* **Exercise brief**
From the listing below, extract each line containing the string "calculation".

Dataset entries on figures:
>> START
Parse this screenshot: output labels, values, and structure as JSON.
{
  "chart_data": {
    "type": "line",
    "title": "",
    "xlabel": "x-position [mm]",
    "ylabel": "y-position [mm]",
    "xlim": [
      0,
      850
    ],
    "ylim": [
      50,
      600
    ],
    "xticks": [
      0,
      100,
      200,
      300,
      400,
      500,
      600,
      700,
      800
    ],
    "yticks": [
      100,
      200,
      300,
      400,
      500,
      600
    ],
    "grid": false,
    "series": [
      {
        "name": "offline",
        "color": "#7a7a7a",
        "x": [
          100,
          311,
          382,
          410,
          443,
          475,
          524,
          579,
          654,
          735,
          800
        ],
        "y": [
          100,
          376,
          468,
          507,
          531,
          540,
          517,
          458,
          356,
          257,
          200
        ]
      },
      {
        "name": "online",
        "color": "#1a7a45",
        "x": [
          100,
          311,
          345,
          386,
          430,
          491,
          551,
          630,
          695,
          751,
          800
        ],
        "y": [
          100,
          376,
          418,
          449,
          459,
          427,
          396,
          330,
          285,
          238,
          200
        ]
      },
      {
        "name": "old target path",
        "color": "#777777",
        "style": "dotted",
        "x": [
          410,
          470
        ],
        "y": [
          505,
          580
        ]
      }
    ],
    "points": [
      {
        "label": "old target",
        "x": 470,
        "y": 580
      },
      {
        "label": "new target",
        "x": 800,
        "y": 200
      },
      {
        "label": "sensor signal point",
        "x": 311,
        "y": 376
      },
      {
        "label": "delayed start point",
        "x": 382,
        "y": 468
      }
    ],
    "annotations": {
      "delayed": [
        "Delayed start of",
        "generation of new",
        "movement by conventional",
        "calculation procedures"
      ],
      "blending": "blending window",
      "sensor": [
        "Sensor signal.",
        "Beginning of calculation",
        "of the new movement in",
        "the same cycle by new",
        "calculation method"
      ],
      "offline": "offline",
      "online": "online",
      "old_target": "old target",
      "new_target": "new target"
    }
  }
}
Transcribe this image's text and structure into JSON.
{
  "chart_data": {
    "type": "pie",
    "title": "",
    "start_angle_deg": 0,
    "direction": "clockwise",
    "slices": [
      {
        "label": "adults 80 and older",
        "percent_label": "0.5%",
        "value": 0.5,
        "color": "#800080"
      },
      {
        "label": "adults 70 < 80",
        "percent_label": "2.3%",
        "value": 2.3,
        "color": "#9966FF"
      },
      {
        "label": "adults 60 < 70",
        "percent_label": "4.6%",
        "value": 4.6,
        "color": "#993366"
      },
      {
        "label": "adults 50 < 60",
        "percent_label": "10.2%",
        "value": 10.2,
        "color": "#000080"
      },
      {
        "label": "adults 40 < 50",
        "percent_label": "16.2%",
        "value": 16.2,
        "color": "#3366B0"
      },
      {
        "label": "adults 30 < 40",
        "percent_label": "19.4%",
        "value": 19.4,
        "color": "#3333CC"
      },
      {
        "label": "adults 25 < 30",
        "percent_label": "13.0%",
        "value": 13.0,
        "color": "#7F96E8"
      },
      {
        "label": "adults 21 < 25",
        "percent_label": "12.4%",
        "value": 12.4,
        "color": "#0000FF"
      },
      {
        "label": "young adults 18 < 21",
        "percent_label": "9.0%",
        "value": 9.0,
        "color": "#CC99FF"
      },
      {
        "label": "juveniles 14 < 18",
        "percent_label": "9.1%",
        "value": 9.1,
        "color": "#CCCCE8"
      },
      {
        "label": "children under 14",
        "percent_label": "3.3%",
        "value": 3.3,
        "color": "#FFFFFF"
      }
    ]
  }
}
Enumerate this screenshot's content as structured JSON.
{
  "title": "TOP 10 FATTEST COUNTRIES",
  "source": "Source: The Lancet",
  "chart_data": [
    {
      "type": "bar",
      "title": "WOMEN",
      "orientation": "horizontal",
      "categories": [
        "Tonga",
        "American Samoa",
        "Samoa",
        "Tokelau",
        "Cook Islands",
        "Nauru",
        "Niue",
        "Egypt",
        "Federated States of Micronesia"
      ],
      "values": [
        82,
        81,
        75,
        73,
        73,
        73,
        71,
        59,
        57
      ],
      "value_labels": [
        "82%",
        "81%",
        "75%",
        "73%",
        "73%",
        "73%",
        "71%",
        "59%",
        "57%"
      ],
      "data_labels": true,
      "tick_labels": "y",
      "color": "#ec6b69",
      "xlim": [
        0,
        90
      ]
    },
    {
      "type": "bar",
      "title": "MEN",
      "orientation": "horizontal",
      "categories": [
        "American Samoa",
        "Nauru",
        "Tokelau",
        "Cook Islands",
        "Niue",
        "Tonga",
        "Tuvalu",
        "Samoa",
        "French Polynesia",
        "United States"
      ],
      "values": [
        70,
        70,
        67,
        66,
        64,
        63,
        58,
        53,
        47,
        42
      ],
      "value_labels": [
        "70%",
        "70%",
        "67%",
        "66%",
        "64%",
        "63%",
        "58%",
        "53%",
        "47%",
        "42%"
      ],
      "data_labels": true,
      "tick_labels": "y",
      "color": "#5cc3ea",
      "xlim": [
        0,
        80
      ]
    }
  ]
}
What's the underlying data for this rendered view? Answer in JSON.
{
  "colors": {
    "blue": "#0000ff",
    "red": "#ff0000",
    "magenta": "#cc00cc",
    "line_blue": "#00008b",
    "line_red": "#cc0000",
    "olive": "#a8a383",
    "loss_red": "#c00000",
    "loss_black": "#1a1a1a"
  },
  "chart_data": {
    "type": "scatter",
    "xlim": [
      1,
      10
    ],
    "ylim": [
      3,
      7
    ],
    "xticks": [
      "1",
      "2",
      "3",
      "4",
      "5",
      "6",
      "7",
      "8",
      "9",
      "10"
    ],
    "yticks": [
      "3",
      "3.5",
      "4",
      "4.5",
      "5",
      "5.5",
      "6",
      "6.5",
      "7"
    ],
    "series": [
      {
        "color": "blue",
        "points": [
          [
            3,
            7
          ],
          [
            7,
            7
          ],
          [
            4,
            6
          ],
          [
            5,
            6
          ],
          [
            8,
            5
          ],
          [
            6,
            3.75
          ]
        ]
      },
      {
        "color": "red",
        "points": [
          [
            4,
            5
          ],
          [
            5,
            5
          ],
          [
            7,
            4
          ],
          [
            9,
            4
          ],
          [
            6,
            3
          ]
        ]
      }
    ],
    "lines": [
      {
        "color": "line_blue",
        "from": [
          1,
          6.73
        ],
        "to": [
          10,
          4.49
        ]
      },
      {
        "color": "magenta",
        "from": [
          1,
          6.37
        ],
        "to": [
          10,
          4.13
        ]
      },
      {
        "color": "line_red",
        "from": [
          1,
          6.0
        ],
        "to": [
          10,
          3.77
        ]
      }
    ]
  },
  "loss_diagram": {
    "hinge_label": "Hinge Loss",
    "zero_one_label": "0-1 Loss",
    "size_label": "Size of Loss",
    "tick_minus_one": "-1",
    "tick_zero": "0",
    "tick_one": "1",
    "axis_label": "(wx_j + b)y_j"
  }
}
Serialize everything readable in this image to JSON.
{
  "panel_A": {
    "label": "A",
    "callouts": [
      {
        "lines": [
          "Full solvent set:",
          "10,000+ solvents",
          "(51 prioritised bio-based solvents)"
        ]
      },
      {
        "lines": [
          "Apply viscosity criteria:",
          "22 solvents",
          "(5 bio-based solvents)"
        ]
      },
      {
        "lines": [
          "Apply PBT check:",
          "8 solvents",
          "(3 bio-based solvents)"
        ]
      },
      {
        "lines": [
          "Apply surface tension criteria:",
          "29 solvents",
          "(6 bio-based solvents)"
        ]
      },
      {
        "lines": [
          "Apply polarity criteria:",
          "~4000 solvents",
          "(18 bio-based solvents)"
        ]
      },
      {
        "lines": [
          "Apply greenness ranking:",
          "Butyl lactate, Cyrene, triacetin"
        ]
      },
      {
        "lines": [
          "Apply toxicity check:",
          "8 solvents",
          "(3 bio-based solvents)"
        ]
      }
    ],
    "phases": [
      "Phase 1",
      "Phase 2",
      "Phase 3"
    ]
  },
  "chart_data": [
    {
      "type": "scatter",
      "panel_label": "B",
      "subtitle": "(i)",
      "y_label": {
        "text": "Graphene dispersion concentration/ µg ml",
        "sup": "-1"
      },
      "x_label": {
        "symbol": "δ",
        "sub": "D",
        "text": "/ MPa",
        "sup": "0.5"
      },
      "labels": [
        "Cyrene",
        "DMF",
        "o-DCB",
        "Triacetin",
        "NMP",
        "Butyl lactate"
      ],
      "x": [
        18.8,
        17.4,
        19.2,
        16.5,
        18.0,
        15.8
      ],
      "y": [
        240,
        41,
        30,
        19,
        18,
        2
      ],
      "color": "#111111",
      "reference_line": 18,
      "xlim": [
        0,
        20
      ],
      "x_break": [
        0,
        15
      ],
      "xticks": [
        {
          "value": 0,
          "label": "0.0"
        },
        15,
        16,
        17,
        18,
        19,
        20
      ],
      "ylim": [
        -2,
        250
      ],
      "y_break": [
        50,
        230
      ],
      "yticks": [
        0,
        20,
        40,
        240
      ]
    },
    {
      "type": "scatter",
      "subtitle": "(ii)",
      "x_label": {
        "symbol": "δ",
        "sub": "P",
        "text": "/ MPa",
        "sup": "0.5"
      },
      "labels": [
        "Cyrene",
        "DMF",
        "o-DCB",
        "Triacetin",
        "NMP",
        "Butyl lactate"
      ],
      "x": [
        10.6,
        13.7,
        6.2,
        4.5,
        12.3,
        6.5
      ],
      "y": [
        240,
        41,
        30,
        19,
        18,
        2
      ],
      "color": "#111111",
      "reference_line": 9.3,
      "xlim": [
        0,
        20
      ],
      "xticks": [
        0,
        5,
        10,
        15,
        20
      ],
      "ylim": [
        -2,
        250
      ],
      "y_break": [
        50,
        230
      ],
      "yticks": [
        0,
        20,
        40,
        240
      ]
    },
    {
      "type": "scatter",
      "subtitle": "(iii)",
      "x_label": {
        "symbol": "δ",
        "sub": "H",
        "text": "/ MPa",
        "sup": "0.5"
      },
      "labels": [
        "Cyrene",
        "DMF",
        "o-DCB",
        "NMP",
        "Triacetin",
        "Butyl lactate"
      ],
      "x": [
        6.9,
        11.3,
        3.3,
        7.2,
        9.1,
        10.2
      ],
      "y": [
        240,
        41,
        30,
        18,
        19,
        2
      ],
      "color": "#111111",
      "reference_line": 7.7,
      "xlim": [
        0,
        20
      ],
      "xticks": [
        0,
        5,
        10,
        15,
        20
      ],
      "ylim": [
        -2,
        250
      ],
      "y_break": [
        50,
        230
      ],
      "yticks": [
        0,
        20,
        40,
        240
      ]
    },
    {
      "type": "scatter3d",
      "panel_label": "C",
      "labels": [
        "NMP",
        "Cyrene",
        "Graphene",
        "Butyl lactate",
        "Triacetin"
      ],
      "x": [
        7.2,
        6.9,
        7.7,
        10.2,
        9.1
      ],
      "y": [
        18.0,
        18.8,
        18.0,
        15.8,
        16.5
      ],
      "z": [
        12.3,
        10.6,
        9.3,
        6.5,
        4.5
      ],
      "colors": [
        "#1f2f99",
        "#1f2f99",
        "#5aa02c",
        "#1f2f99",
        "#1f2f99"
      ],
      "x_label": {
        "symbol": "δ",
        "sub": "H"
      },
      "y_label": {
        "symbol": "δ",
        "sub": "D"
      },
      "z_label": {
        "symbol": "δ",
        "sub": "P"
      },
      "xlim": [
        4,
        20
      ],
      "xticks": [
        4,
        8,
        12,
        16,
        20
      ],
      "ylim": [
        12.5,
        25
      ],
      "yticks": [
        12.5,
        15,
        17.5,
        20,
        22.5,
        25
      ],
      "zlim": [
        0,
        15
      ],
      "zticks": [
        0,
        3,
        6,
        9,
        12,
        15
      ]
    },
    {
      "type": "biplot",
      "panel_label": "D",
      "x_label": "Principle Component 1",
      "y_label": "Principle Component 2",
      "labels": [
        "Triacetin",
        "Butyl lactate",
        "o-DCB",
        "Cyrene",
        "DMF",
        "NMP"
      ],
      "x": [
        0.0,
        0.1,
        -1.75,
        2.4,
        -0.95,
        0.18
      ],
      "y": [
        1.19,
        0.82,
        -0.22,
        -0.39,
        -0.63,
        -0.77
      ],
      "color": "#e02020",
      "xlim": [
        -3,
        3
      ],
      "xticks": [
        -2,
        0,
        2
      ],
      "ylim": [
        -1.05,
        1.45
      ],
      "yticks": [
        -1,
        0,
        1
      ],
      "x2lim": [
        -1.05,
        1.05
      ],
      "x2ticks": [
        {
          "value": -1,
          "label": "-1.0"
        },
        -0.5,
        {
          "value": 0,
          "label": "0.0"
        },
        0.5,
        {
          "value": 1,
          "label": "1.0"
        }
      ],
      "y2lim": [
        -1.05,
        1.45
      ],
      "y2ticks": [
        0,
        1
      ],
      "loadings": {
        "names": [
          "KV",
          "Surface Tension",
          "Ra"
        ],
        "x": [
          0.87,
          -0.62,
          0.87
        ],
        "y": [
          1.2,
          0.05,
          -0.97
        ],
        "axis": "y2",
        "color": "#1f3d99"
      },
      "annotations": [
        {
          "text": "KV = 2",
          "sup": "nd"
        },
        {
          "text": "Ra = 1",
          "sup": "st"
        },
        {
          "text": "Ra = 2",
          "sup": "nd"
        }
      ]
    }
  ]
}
>> END
* **Response**
        "calculation procedures"
        "Beginning of calculation",
        "calculation method"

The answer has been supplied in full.